STORED ROWS →
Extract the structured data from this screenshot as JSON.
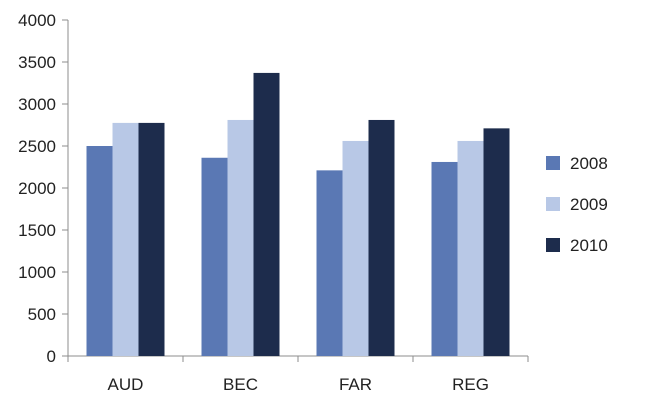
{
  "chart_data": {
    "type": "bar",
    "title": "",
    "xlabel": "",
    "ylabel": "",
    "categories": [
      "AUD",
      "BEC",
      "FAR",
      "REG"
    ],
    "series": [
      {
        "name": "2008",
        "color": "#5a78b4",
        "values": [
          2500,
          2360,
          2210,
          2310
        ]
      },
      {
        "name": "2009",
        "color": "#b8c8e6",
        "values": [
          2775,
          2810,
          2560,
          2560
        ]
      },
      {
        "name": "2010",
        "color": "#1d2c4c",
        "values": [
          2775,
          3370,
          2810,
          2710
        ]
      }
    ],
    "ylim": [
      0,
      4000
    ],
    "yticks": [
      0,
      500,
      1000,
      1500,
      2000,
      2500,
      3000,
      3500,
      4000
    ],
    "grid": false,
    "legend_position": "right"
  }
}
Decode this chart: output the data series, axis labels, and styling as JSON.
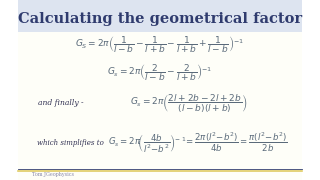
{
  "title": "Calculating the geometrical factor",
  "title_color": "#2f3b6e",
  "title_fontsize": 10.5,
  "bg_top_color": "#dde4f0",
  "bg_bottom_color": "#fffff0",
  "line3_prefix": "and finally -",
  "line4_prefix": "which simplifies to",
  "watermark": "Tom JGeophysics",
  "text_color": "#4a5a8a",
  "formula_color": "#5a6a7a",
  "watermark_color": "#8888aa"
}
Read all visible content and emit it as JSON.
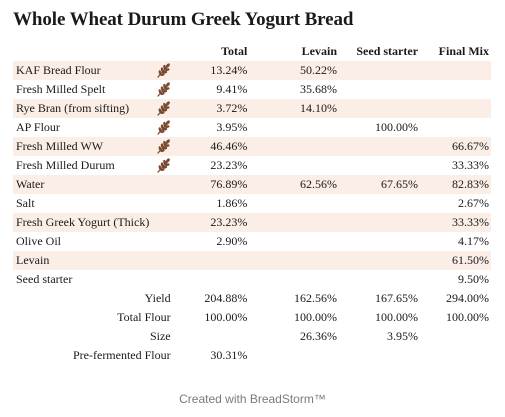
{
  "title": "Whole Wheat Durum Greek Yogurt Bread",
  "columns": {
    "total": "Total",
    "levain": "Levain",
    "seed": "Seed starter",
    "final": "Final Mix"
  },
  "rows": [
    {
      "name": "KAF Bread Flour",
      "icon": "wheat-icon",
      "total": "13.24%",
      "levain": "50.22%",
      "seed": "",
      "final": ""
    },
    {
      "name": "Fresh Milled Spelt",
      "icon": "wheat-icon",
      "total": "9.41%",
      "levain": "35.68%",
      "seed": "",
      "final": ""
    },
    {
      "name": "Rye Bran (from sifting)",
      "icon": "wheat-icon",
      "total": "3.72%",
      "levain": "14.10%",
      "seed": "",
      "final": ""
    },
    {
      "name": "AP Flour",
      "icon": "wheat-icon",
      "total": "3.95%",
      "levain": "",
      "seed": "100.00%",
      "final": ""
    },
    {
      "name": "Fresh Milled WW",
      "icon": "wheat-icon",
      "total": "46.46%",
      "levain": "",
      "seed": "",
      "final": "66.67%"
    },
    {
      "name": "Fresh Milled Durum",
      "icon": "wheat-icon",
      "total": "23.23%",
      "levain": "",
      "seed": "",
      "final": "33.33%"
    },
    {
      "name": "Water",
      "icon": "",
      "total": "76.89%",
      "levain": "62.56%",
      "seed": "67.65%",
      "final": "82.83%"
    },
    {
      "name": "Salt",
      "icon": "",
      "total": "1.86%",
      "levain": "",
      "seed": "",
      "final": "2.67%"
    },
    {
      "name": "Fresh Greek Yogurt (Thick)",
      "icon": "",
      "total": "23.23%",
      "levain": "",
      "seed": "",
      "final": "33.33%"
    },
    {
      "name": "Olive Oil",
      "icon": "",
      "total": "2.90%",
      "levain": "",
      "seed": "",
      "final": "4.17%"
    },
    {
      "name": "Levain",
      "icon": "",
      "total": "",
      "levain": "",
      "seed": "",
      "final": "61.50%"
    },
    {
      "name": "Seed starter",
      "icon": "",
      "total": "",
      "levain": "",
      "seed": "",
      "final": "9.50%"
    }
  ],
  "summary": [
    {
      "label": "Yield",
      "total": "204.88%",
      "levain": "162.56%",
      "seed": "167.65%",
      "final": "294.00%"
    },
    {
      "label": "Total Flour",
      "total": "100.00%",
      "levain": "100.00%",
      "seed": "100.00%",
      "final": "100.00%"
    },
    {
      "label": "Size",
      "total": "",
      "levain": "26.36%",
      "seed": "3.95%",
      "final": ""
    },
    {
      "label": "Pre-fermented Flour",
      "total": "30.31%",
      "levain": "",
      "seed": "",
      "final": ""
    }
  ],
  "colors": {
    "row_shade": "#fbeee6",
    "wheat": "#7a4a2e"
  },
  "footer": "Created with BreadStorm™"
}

--

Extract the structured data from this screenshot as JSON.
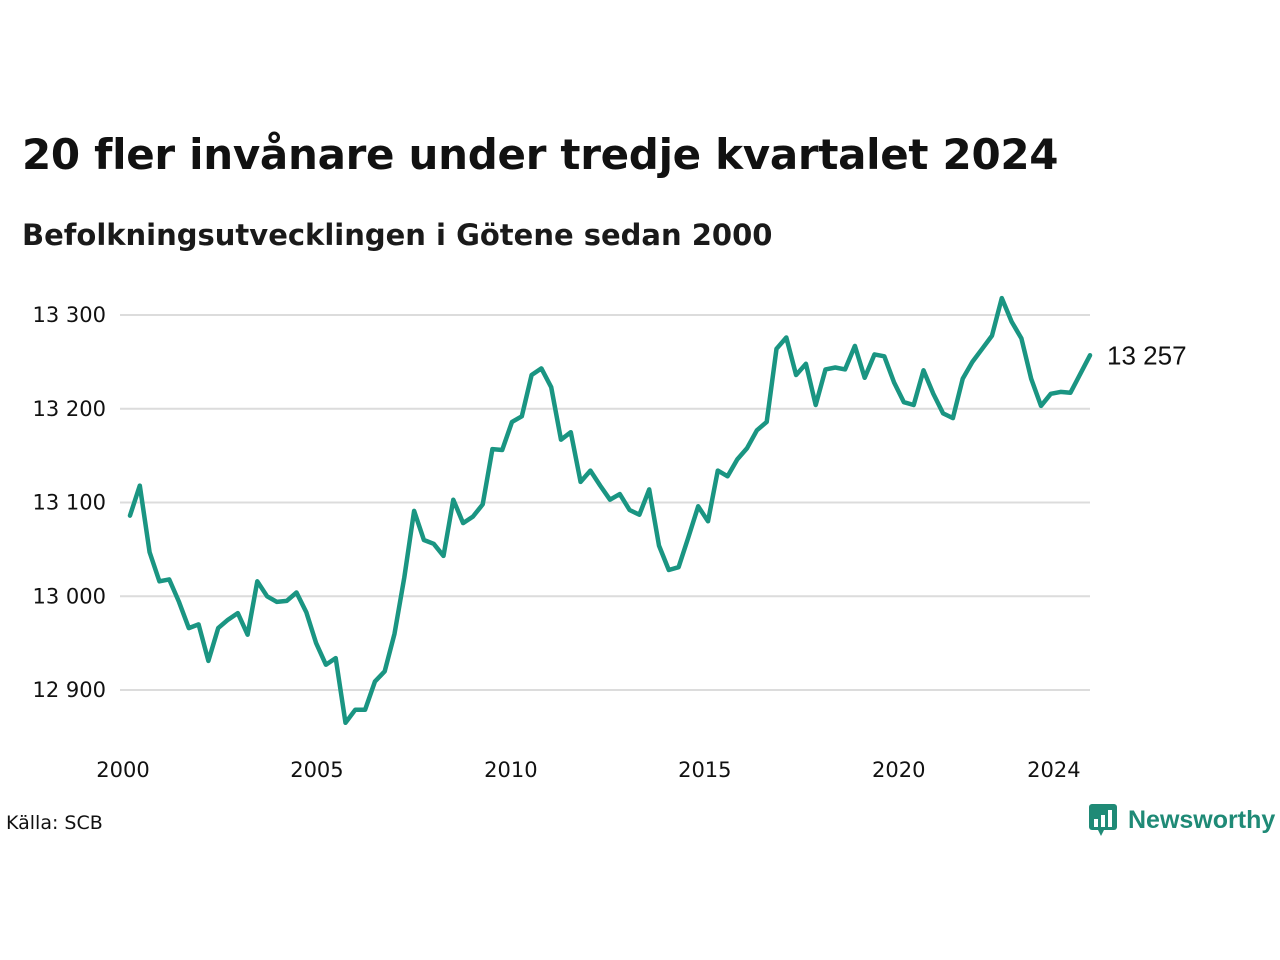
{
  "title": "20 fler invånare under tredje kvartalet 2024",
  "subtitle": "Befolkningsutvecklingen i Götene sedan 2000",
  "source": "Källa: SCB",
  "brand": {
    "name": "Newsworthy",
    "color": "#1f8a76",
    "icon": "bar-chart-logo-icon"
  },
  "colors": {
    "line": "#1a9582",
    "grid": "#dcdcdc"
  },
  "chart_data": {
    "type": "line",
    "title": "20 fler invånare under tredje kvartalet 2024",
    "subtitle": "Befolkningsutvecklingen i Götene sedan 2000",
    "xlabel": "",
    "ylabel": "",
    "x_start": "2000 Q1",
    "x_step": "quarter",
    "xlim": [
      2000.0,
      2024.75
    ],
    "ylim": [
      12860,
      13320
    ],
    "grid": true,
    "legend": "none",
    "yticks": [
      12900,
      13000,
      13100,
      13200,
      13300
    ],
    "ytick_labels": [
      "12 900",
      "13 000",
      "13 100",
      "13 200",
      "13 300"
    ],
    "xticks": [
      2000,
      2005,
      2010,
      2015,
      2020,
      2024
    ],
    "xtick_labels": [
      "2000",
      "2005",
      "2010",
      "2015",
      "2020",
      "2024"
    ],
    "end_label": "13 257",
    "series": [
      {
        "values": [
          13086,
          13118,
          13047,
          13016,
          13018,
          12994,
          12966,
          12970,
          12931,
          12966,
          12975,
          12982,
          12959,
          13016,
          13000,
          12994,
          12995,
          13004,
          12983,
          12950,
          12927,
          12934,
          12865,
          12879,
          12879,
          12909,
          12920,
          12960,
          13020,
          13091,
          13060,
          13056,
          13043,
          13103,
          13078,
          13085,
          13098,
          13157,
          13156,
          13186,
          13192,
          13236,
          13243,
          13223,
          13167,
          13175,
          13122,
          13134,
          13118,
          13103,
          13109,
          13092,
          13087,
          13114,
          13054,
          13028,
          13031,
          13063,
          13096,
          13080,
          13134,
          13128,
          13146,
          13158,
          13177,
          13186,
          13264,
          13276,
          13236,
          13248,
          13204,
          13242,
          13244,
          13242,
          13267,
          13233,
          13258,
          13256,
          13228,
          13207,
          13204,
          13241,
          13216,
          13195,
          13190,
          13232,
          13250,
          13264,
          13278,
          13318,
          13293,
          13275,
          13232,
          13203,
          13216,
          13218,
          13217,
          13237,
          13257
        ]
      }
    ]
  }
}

GOAL → Your reply is one number: how many lines of the records above contain the word "subtitle".

RESULT OF THE EXERCISE → 2